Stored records
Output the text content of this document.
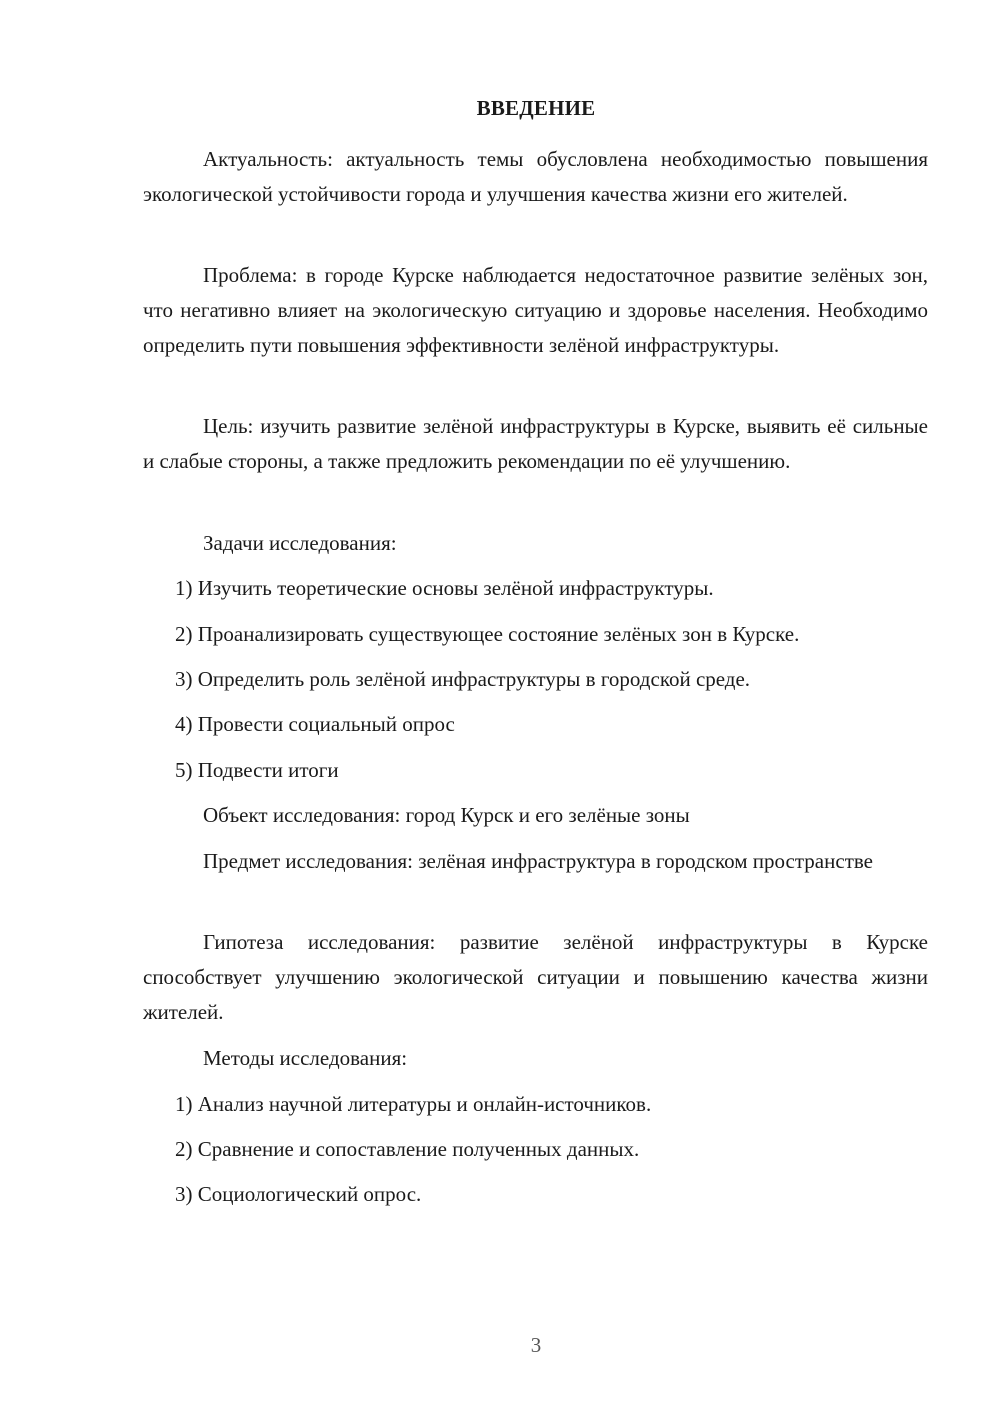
ВВЕДЕНИЕ

Актуальность: актуальность темы обусловлена необходимостью повышения экологической устойчивости города и улучшения качества жизни его жителей.

Проблема: в городе Курске наблюдается недостаточное развитие зелёных зон, что негативно влияет на экологическую ситуацию и здоровье населения. Необходимо определить пути повышения эффективности зелёной инфраструктуры.

Цель: изучить развитие зелёной инфраструктуры в Курске, выявить её сильные и слабые стороны, а также предложить рекомендации по её улучшению.

Задачи исследования:

1) Изучить теоретические основы зелёной инфраструктуры.

2) Проанализировать существующее состояние зелёных зон в Курске.

3) Определить роль зелёной инфраструктуры в городской среде.

4) Провести социальный опрос

5) Подвести итоги

Объект исследования: город Курск и его зелёные зоны

Предмет исследования: зелёная инфраструктура в городском пространстве

Гипотеза исследования: развитие зелёной инфраструктуры в Курске способствует улучшению экологической ситуации и повышению качества жизни жителей.

Методы исследования:

1) Анализ научной литературы и онлайн-источников.

2) Сравнение и сопоставление полученных данных.

3) Социологический опрос.

3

**Description of the task:**
Each record must be quoted in full and exactly. Do not include the pictures.

**Output:**
Output the text content of this document.
ВВЕДЕНИЕ

Актуальность: актуальность темы обусловлена необходимостью повышения экологической устойчивости города и улучшения качества жизни его жителей.

Проблема: в городе Курске наблюдается недостаточное развитие зелёных зон, что негативно влияет на экологическую ситуацию и здоровье населения. Необходимо определить пути повышения эффективности зелёной инфраструктуры.

Цель: изучить развитие зелёной инфраструктуры в Курске, выявить её сильные и слабые стороны, а также предложить рекомендации по её улучшению.

Задачи исследования:

1) Изучить теоретические основы зелёной инфраструктуры.

2) Проанализировать существующее состояние зелёных зон в Курске.

3) Определить роль зелёной инфраструктуры в городской среде.

4) Провести социальный опрос

5) Подвести итоги

Объект исследования: город Курск и его зелёные зоны

Предмет исследования: зелёная инфраструктура в городском пространстве

Гипотеза исследования: развитие зелёной инфраструктуры в Курске способствует улучшению экологической ситуации и повышению качества жизни жителей.

Методы исследования:

1) Анализ научной литературы и онлайн-источников.

2) Сравнение и сопоставление полученных данных.

3) Социологический опрос.

3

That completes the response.